*To be done*:
Copy the records below exactly as they appear.
##########
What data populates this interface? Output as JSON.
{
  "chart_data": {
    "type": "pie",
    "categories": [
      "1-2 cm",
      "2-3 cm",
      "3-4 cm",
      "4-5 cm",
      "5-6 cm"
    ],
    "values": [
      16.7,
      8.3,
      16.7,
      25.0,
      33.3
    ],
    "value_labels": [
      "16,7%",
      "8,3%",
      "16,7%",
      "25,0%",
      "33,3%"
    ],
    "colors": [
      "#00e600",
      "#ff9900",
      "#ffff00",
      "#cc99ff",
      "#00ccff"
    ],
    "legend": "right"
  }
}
##########
*Result of this task*:
What data populates this interface? Output as JSON.
{
  "chart_data": {
    "type": "pie",
    "categories": [
      "1-2 cm",
      "2-3 cm",
      "3-4 cm",
      "4-5 cm",
      "5-6 cm"
    ],
    "values": [
      16.7,
      8.3,
      16.7,
      25.0,
      33.3
    ],
    "value_labels": [
      "16,7%",
      "8,3%",
      "16,7%",
      "25,0%",
      "33,3%"
    ],
    "colors": [
      "#00e600",
      "#ff9900",
      "#ffff00",
      "#cc99ff",
      "#00ccff"
    ],
    "legend": "right"
  }
}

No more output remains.